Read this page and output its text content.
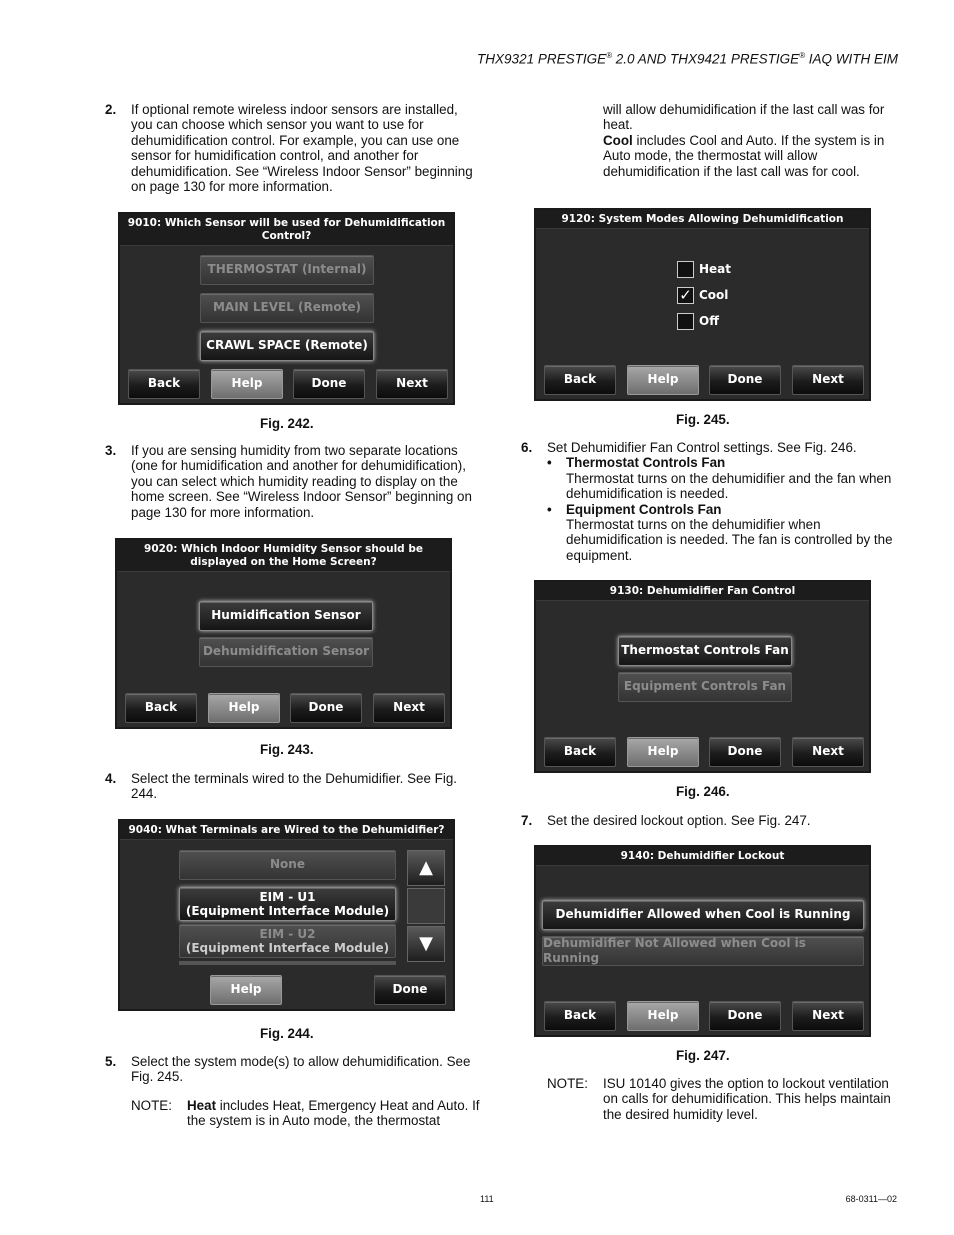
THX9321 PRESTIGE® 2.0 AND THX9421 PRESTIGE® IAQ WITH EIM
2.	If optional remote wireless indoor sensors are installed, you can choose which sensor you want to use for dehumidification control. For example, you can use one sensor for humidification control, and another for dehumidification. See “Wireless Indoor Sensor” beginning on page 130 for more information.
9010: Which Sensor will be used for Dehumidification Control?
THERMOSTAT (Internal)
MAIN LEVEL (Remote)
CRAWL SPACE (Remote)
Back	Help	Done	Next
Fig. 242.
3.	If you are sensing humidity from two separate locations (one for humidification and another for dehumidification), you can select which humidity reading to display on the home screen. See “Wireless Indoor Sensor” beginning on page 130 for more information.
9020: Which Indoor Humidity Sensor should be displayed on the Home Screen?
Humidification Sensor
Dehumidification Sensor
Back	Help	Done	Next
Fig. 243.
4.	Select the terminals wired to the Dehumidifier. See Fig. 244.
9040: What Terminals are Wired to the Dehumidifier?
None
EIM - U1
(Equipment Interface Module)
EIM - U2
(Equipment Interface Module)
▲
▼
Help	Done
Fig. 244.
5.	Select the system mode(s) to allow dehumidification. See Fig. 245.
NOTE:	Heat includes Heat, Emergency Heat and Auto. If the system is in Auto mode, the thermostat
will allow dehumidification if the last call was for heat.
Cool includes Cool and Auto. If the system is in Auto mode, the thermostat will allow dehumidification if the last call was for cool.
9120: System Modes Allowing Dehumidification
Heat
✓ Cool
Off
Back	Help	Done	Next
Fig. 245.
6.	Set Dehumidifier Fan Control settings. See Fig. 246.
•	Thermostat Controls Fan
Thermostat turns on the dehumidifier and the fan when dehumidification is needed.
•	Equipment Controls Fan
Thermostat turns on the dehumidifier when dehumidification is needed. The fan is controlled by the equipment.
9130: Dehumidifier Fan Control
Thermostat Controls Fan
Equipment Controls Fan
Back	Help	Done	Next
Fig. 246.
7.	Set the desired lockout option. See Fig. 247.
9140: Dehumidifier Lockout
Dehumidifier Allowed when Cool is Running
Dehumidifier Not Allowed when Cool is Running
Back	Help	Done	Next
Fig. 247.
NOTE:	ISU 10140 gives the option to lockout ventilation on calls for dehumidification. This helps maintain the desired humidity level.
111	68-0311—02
:::
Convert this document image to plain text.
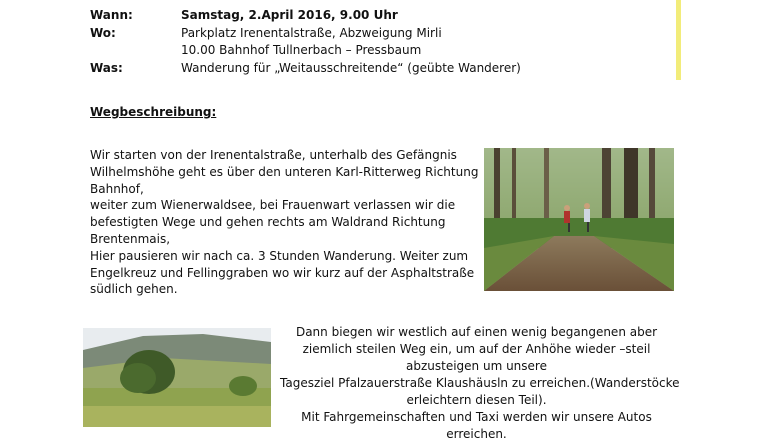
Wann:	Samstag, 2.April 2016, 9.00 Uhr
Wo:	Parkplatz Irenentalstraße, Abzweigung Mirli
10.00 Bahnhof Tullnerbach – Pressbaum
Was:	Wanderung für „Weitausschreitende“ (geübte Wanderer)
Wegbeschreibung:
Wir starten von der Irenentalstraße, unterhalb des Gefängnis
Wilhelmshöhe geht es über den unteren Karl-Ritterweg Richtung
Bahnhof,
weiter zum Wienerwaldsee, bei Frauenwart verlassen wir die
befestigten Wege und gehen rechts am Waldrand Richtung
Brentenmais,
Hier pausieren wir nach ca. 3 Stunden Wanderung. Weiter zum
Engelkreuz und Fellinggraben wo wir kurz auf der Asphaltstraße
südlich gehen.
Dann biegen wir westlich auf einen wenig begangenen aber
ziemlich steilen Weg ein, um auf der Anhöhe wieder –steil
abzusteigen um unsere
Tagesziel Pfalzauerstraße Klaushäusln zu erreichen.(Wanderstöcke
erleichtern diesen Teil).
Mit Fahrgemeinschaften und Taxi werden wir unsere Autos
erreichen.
:::
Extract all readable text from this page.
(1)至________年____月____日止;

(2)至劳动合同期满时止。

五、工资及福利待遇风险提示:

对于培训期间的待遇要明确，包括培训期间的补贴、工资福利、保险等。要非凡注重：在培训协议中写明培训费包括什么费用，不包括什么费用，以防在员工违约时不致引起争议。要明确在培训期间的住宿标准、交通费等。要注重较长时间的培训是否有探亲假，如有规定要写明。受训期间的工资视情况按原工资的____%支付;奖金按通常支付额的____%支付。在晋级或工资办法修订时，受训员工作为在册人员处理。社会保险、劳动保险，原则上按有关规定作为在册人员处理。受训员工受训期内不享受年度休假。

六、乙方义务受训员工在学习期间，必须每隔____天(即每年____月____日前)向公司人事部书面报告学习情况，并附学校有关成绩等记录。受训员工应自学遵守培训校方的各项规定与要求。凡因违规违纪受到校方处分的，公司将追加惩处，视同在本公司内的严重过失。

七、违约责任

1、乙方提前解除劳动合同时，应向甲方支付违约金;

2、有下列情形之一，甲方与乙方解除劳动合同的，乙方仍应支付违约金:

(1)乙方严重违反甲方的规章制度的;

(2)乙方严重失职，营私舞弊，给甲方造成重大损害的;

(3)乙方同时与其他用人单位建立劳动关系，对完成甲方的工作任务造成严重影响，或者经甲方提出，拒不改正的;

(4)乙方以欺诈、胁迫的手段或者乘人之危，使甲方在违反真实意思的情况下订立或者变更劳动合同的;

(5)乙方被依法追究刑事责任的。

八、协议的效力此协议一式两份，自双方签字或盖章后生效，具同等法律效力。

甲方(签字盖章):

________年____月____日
:::
● **WHAT IS ASKED**: All lines in the data that contain the word "more" should be copied.

● **EXERCISE OUTPUT**:
2.	If optional remote wireless indoor sensors are installed, you can choose which sensor you want to use for dehumidification control. For example, you can use one sensor for humidification control, and another for dehumidification. See “Wireless Indoor Sensor” beginning on page 130 for more information.
3.	If you are sensing humidity from two separate locations (one for humidification and another for dehumidification), you can select which humidity reading to display on the home screen. See “Wireless Indoor Sensor” beginning on page 130 for more information.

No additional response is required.